### Records from a data collection

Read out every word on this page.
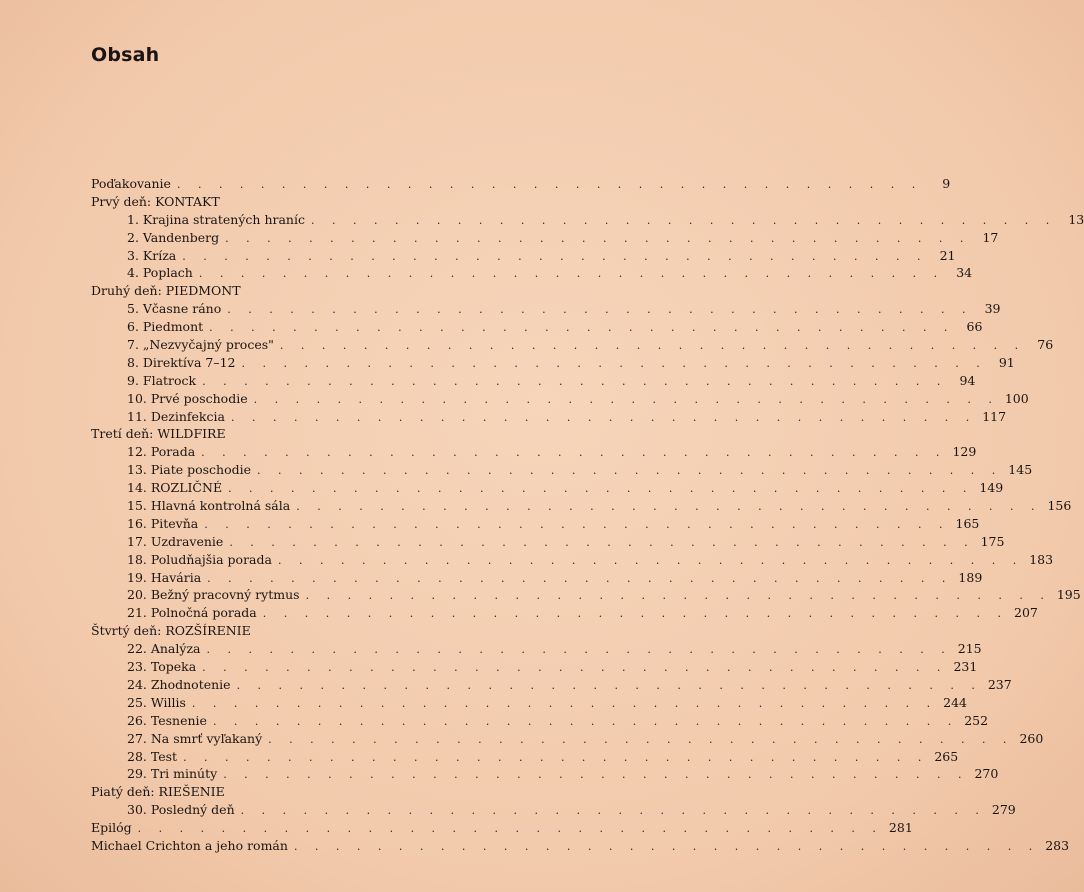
Obsah
Poďakovanie . . . . . . . . . . . . . . . . . . . . . . . . . . . . . . . . . . . .	9
Prvý deň: KONTAKT
1. Krajina stratených hraníc . . . . . . . . . . . . . . . . . . . . . . . . . . . . . . . . . . . . 13
2. Vandenberg . . . . . . . . . . . . . . . . . . . . . . . . . . . . . . . . . . . . 17
3. Kríza . . . . . . . . . . . . . . . . . . . . . . . . . . . . . . . . . . . . 21
4. Poplach . . . . . . . . . . . . . . . . . . . . . . . . . . . . . . . . . . . . 34
Druhý deň: PIEDMONT
5. Včasne ráno . . . . . . . . . . . . . . . . . . . . . . . . . . . . . . . . . . . . 39
6. Piedmont . . . . . . . . . . . . . . . . . . . . . . . . . . . . . . . . . . . . 66
7. „Nezvyčajný proces" . . . . . . . . . . . . . . . . . . . . . . . . . . . . . . . . . . . . 76
8. Direktíva 7–12 . . . . . . . . . . . . . . . . . . . . . . . . . . . . . . . . . . . . 91
9. Flatrock . . . . . . . . . . . . . . . . . . . . . . . . . . . . . . . . . . . . 94
10. Prvé poschodie . . . . . . . . . . . . . . . . . . . . . . . . . . . . . . . . . . . . 100
11. Dezinfekcia . . . . . . . . . . . . . . . . . . . . . . . . . . . . . . . . . . . . 117
Tretí deň: WILDFIRE
12. Porada . . . . . . . . . . . . . . . . . . . . . . . . . . . . . . . . . . . . 129
13. Piate poschodie . . . . . . . . . . . . . . . . . . . . . . . . . . . . . . . . . . . . 145
14. ROZLIČNÉ . . . . . . . . . . . . . . . . . . . . . . . . . . . . . . . . . . . . 149
15. Hlavná kontrolná sála . . . . . . . . . . . . . . . . . . . . . . . . . . . . . . . . . . . . 156
16. Pitevňa . . . . . . . . . . . . . . . . . . . . . . . . . . . . . . . . . . . . 165
17. Uzdravenie . . . . . . . . . . . . . . . . . . . . . . . . . . . . . . . . . . . . 175
18. Poludňajšia porada . . . . . . . . . . . . . . . . . . . . . . . . . . . . . . . . . . . . 183
19. Havária . . . . . . . . . . . . . . . . . . . . . . . . . . . . . . . . . . . . 189
20. Bežný pracovný rytmus . . . . . . . . . . . . . . . . . . . . . . . . . . . . . . . . . . . . 195
21. Polnočná porada . . . . . . . . . . . . . . . . . . . . . . . . . . . . . . . . . . . . 207
Štvrtý deň: ROZŠÍRENIE
22. Analýza . . . . . . . . . . . . . . . . . . . . . . . . . . . . . . . . . . . . 215
23. Topeka . . . . . . . . . . . . . . . . . . . . . . . . . . . . . . . . . . . . 231
24. Zhodnotenie . . . . . . . . . . . . . . . . . . . . . . . . . . . . . . . . . . . . 237
25. Willis . . . . . . . . . . . . . . . . . . . . . . . . . . . . . . . . . . . . 244
26. Tesnenie . . . . . . . . . . . . . . . . . . . . . . . . . . . . . . . . . . . . 252
27. Na smrť vyľakaný . . . . . . . . . . . . . . . . . . . . . . . . . . . . . . . . . . . . 260
28. Test . . . . . . . . . . . . . . . . . . . . . . . . . . . . . . . . . . . . 265
29. Tri minúty . . . . . . . . . . . . . . . . . . . . . . . . . . . . . . . . . . . . 270
Piatý deň: RIEŠENIE
30. Posledný deň . . . . . . . . . . . . . . . . . . . . . . . . . . . . . . . . . . . . 279
Epilóg . . . . . . . . . . . . . . . . . . . . . . . . . . . . . . . . . . . . 281
Michael Crichton a jeho román . . . . . . . . . . . . . . . . . . . . . . . . . . . . . . . . . . . . 283
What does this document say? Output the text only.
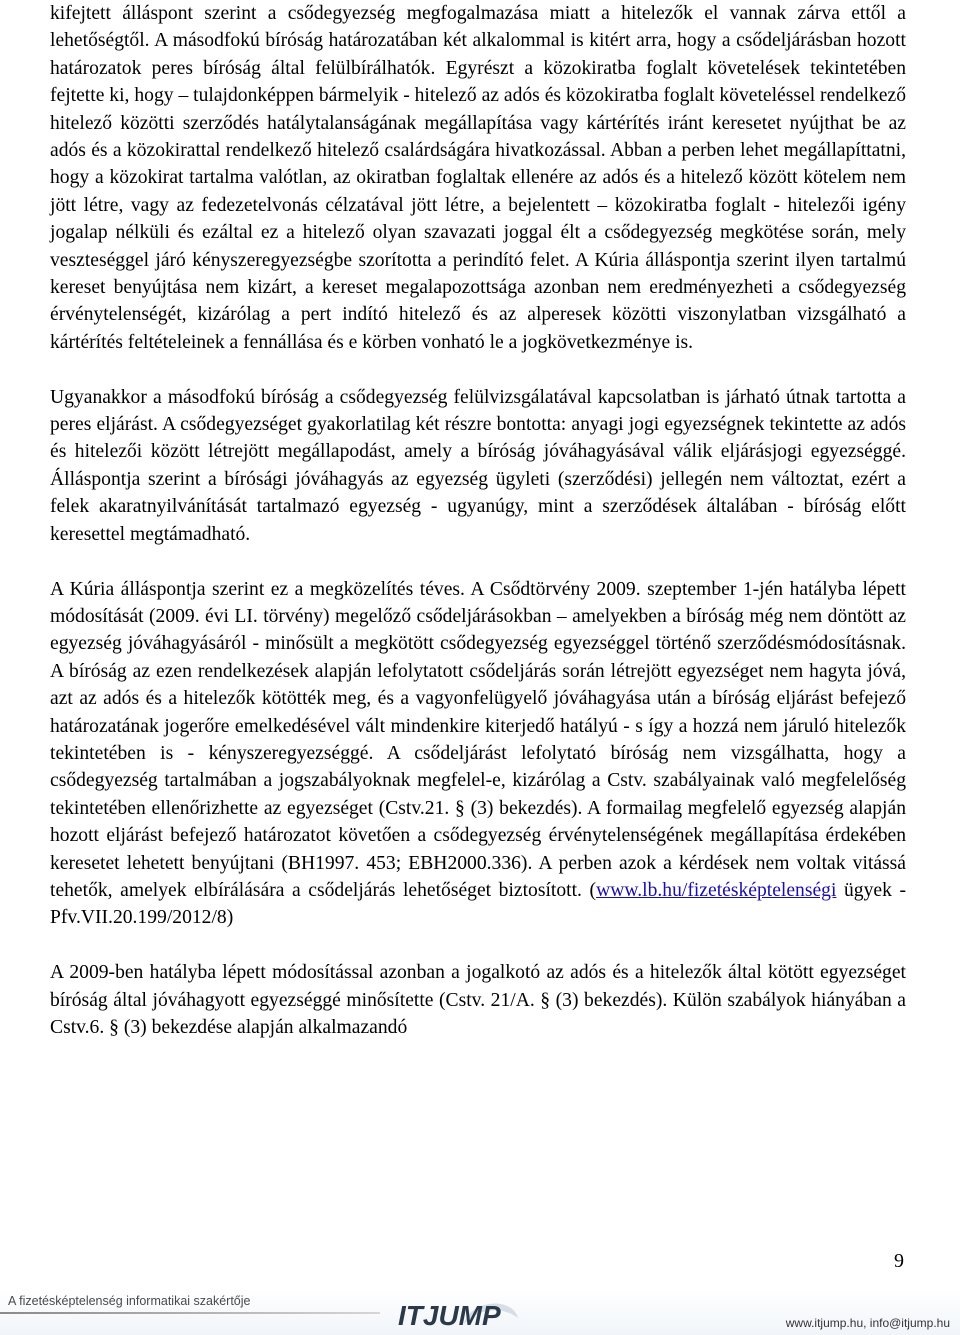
kifejtett álláspont szerint a csődegyezség megfogalmazása miatt a hitelezők el vannak zárva ettől a lehetőségtől. A másodfokú bíróság határozatában két alkalommal is kitért arra, hogy a csődeljárásban hozott határozatok peres bíróság által felülbírálhatók. Egyrészt a közokiratba foglalt követelések tekintetében fejtette ki, hogy – tulajdonképpen bármelyik - hitelező az adós és közokiratba foglalt követeléssel rendelkező hitelező közötti szerződés hatálytalanságának megállapítása vagy kártérítés iránt keresetet nyújthat be az adós és a közokirattal rendelkező hitelező csalárdságára hivatkozással. Abban a perben lehet megállapíttatni, hogy a közokirat tartalma valótlan, az okiratban foglaltak ellenére az adós és a hitelező között kötelem nem jött létre, vagy az fedezetelvonás célzatával jött létre, a bejelentett – közokiratba foglalt - hitelezői igény jogalap nélküli és ezáltal ez a hitelező olyan szavazati joggal élt a csődegyezség megkötése során, mely veszteséggel járó kényszeregyezségbe szorította a perindító felet. A Kúria álláspontja szerint ilyen tartalmú kereset benyújtása nem kizárt, a kereset megalapozottsága azonban nem eredményezheti a csődegyezség érvénytelenségét, kizárólag a pert indító hitelező és az alperesek közötti viszonylatban vizsgálható a kártérítés feltételeinek a fennállása és e körben vonható le a jogkövetkezménye is.

Ugyanakkor a másodfokú bíróság a csődegyezség felülvizsgálatával kapcsolatban is járható útnak tartotta a peres eljárást. A csődegyezséget gyakorlatilag két részre bontotta: anyagi jogi egyezségnek tekintette az adós és hitelezői között létrejött megállapodást, amely a bíróság jóváhagyásával válik eljárásjogi egyezséggé. Álláspontja szerint a bírósági jóváhagyás az egyezség ügyleti (szerződési) jellegén nem változtat, ezért a felek akaratnyilvánítását tartalmazó egyezség - ugyanúgy, mint a szerződések általában - bíróság előtt keresettel megtámadható.

A Kúria álláspontja szerint ez a megközelítés téves. A Csődtörvény 2009. szeptember 1-jén hatályba lépett módosítását (2009. évi LI. törvény) megelőző csődeljárásokban – amelyekben a bíróság még nem döntött az egyezség jóváhagyásáról - minősült a megkötött csődegyezség egyezséggel történő szerződésmódosításnak. A bíróság az ezen rendelkezések alapján lefolytatott csődeljárás során létrejött egyezséget nem hagyta jóvá, azt az adós és a hitelezők kötötték meg, és a vagyonfelügyelő jóváhagyása után a bíróság eljárást befejező határozatának jogerőre emelkedésével vált mindenkire kiterjedő hatályú - s így a hozzá nem járuló hitelezők tekintetében is - kényszeregyezséggé. A csődeljárást lefolytató bíróság nem vizsgálhatta, hogy a csődegyezség tartalmában a jogszabályoknak megfelel-e, kizárólag a Cstv. szabályainak való megfelelőség tekintetében ellenőrizhette az egyezséget (Cstv.21. § (3) bekezdés). A formailag megfelelő egyezség alapján hozott eljárást befejező határozatot követően a csődegyezség érvénytelenségének megállapítása érdekében keresetet lehetett benyújtani (BH1997. 453; EBH2000.336). A perben azok a kérdések nem voltak vitássá tehetők, amelyek elbírálására a csődeljárás lehetőséget biztosított. (www.lb.hu/fizetésképtelenségi ügyek - Pfv.VII.20.199/2012/8)

A 2009-ben hatályba lépett módosítással azonban a jogalkotó az adós és a hitelezők által kötött egyezséget bíróság által jóváhagyott egyezséggé minősítette (Cstv. 21/A. § (3) bekezdés). Külön szabályok hiányában a Cstv.6. § (3) bekezdése alapján alkalmazandó

9
A fizetésképtelenség informatikai szakértője	ITJUMP	www.itjump.hu, info@itjump.hu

### What is asked
Where a line contains "this", copy that line.

### Correct response
Read out every word on this page.
What does this document say? Output the text only.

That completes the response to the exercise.